— begin TASK MATERIAL —
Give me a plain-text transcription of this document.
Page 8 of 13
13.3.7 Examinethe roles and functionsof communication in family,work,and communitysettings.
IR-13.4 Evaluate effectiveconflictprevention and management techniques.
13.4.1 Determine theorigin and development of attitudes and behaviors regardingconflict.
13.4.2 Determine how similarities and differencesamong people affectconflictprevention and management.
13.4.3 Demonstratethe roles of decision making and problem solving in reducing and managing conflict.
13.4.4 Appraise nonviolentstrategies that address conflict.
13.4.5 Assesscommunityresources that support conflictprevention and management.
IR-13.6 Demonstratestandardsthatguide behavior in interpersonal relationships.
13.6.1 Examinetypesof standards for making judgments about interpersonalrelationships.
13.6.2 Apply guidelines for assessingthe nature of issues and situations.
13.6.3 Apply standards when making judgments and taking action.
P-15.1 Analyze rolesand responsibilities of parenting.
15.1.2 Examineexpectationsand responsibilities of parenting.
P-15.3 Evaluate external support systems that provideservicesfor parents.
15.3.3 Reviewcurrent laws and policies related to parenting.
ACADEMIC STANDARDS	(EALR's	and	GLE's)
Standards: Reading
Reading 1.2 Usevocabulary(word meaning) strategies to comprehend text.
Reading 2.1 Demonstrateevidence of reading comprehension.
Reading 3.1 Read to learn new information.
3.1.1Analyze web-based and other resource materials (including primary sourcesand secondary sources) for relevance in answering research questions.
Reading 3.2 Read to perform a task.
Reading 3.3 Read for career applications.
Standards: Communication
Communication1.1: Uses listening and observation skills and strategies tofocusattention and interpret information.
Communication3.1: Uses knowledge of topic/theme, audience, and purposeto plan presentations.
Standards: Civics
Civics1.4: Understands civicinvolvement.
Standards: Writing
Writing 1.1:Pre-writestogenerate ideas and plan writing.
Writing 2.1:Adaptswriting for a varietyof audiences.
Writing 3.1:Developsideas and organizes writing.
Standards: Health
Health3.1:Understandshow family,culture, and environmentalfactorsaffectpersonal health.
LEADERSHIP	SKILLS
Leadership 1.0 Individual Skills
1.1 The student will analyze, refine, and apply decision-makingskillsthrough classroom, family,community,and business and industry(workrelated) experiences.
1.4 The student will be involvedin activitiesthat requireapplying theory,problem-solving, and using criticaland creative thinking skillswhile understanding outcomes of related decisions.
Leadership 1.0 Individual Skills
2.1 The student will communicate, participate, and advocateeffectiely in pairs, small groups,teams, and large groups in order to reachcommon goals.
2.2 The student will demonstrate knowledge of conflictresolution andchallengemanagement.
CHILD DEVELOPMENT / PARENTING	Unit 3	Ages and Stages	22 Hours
— end TASK MATERIAL —
▶ SHORT EXERCISE
Return the listing above in full, character for character.

▶ ANSWER FOR THIS EXERCISE
Give me a plain-text transcription of this document.
Page 8 of 13
13.3.7 Examinethe roles and functionsof communication in family,work,and communitysettings.
IR-13.4 Evaluate effectiveconflictprevention and management techniques.
13.4.1 Determine theorigin and development of attitudes and behaviors regardingconflict.
13.4.2 Determine how similarities and differencesamong people affectconflictprevention and management.
13.4.3 Demonstratethe roles of decision making and problem solving in reducing and managing conflict.
13.4.4 Appraise nonviolentstrategies that address conflict.
13.4.5 Assesscommunityresources that support conflictprevention and management.
IR-13.6 Demonstratestandardsthatguide behavior in interpersonal relationships.
13.6.1 Examinetypesof standards for making judgments about interpersonalrelationships.
13.6.2 Apply guidelines for assessingthe nature of issues and situations.
13.6.3 Apply standards when making judgments and taking action.
P-15.1 Analyze rolesand responsibilities of parenting.
15.1.2 Examineexpectationsand responsibilities of parenting.
P-15.3 Evaluate external support systems that provideservicesfor parents.
15.3.3 Reviewcurrent laws and policies related to parenting.
ACADEMIC STANDARDS	(EALR's	and	GLE's)
Standards: Reading
Reading 1.2 Usevocabulary(word meaning) strategies to comprehend text.
Reading 2.1 Demonstrateevidence of reading comprehension.
Reading 3.1 Read to learn new information.
3.1.1Analyze web-based and other resource materials (including primary sourcesand secondary sources) for relevance in answering research questions.
Reading 3.2 Read to perform a task.
Reading 3.3 Read for career applications.
Standards: Communication
Communication1.1: Uses listening and observation skills and strategies tofocusattention and interpret information.
Communication3.1: Uses knowledge of topic/theme, audience, and purposeto plan presentations.
Standards: Civics
Civics1.4: Understands civicinvolvement.
Standards: Writing
Writing 1.1:Pre-writestogenerate ideas and plan writing.
Writing 2.1:Adaptswriting for a varietyof audiences.
Writing 3.1:Developsideas and organizes writing.
Standards: Health
Health3.1:Understandshow family,culture, and environmentalfactorsaffectpersonal health.
LEADERSHIP	SKILLS
Leadership 1.0 Individual Skills
1.1 The student will analyze, refine, and apply decision-makingskillsthrough classroom, family,community,and business and industry(workrelated) experiences.
1.4 The student will be involvedin activitiesthat requireapplying theory,problem-solving, and using criticaland creative thinking skillswhile understanding outcomes of related decisions.
Leadership 1.0 Individual Skills
2.1 The student will communicate, participate, and advocateeffectiely in pairs, small groups,teams, and large groups in order to reachcommon goals.
2.2 The student will demonstrate knowledge of conflictresolution andchallengemanagement.
CHILD DEVELOPMENT / PARENTING	Unit 3	Ages and Stages	22 Hours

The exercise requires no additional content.